(WHAT YOU ARE ASKED TO DO): Reproduce the rows from the first one down through the line holding "current-vector-head: [230, 150, 235, 154]", with both of those lines included.

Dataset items
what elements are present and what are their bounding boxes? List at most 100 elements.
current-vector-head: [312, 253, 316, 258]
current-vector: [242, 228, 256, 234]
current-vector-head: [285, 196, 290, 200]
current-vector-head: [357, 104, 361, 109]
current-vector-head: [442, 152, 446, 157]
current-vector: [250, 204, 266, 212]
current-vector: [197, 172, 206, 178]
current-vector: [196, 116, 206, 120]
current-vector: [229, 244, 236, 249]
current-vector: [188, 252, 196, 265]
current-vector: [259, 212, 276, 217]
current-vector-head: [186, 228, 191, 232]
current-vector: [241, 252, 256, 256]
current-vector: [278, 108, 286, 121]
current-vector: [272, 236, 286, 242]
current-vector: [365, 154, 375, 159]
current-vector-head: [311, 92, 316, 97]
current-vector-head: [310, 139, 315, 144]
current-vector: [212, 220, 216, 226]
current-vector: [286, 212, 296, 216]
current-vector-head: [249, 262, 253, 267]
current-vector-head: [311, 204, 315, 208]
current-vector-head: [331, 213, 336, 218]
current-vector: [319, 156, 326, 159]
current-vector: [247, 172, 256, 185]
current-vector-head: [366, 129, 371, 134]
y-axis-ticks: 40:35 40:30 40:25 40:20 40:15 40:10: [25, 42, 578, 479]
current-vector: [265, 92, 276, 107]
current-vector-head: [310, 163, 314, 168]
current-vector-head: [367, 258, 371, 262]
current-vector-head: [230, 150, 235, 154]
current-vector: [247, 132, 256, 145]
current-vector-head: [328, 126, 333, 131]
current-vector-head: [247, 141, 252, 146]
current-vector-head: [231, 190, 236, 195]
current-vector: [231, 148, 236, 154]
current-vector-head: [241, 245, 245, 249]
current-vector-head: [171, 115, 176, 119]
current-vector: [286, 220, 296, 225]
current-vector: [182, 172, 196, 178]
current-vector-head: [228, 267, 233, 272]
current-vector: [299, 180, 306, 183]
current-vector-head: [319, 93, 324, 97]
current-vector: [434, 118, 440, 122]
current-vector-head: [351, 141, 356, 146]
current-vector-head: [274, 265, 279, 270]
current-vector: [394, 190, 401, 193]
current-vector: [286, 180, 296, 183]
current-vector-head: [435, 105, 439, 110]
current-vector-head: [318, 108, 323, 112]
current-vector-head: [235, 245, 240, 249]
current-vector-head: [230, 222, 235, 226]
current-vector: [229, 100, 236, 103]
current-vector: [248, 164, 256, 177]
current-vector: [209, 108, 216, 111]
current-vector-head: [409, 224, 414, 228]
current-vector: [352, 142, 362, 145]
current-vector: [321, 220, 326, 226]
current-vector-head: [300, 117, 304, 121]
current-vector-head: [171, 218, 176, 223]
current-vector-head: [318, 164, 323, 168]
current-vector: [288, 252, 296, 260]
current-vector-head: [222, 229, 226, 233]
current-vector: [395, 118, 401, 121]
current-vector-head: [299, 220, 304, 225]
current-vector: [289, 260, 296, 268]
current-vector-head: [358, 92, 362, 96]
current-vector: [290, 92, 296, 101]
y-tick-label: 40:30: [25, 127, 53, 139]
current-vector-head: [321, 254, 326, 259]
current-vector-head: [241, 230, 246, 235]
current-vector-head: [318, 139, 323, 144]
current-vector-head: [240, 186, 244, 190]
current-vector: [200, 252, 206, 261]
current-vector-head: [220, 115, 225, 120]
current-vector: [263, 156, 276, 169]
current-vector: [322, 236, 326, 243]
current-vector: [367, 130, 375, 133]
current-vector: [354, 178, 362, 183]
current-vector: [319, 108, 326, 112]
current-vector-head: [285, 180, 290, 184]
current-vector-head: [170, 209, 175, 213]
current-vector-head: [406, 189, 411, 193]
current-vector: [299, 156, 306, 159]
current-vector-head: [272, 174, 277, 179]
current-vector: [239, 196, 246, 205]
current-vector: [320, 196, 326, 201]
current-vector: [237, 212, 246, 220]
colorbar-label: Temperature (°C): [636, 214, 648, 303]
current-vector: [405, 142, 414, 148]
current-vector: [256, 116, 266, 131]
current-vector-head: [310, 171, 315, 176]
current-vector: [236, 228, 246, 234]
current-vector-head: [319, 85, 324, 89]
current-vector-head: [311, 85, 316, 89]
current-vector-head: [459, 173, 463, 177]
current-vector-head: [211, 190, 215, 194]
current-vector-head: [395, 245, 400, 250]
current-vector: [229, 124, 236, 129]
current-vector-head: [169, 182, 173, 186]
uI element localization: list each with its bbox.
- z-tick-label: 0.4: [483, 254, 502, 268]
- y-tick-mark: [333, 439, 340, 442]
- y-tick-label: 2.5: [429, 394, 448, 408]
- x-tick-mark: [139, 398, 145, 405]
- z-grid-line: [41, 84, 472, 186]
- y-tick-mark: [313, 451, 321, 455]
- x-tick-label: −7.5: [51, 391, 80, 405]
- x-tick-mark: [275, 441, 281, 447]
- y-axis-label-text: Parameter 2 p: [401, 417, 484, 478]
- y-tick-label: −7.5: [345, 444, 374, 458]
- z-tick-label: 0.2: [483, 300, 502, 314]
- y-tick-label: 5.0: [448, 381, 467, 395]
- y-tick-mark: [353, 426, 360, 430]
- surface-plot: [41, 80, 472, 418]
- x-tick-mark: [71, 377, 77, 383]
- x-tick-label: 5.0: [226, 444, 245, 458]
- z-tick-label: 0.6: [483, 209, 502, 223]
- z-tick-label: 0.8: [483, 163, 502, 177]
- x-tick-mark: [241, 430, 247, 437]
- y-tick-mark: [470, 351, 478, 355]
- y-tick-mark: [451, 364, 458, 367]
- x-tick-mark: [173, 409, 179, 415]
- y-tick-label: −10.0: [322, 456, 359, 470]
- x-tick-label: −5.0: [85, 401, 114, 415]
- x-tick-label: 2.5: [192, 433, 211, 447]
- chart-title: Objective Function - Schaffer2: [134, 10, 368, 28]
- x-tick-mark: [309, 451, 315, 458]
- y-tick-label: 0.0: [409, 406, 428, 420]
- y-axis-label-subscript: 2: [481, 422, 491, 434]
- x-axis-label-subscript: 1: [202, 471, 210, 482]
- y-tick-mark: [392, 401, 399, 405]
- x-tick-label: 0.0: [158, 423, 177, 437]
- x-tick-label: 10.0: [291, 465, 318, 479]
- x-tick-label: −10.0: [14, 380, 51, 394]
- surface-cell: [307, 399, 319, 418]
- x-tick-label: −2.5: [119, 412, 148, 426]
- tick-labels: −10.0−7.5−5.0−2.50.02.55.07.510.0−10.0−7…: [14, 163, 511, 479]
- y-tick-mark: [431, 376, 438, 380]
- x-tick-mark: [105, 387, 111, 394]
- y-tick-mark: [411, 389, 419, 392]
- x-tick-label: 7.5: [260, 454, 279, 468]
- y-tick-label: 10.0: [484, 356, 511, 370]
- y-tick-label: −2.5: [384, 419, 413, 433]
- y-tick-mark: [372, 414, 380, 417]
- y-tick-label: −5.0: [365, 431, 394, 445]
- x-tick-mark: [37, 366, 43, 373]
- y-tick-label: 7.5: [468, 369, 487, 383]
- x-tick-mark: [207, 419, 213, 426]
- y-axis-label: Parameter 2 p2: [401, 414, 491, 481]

(WRITTEN SOLUTION):
what elements are present and what are their bounding boxes? List at most 100 elements.
current-vector-head: [312, 253, 316, 258]
current-vector: [242, 228, 256, 234]
current-vector-head: [285, 196, 290, 200]
current-vector-head: [357, 104, 361, 109]
current-vector-head: [442, 152, 446, 157]
current-vector: [250, 204, 266, 212]
current-vector: [197, 172, 206, 178]
current-vector: [196, 116, 206, 120]
current-vector: [229, 244, 236, 249]
current-vector: [188, 252, 196, 265]
current-vector: [259, 212, 276, 217]
current-vector-head: [186, 228, 191, 232]
current-vector: [241, 252, 256, 256]
current-vector: [278, 108, 286, 121]
current-vector: [272, 236, 286, 242]
current-vector: [365, 154, 375, 159]
current-vector-head: [311, 92, 316, 97]
current-vector-head: [310, 139, 315, 144]
current-vector: [212, 220, 216, 226]
current-vector: [286, 212, 296, 216]
current-vector-head: [249, 262, 253, 267]
current-vector-head: [311, 204, 315, 208]
current-vector-head: [331, 213, 336, 218]
current-vector: [319, 156, 326, 159]
current-vector: [247, 172, 256, 185]
current-vector-head: [366, 129, 371, 134]
y-axis-ticks: 40:35 40:30 40:25 40:20 40:15 40:10: [25, 42, 578, 479]
current-vector: [265, 92, 276, 107]
current-vector-head: [310, 163, 314, 168]
current-vector-head: [367, 258, 371, 262]
current-vector-head: [230, 150, 235, 154]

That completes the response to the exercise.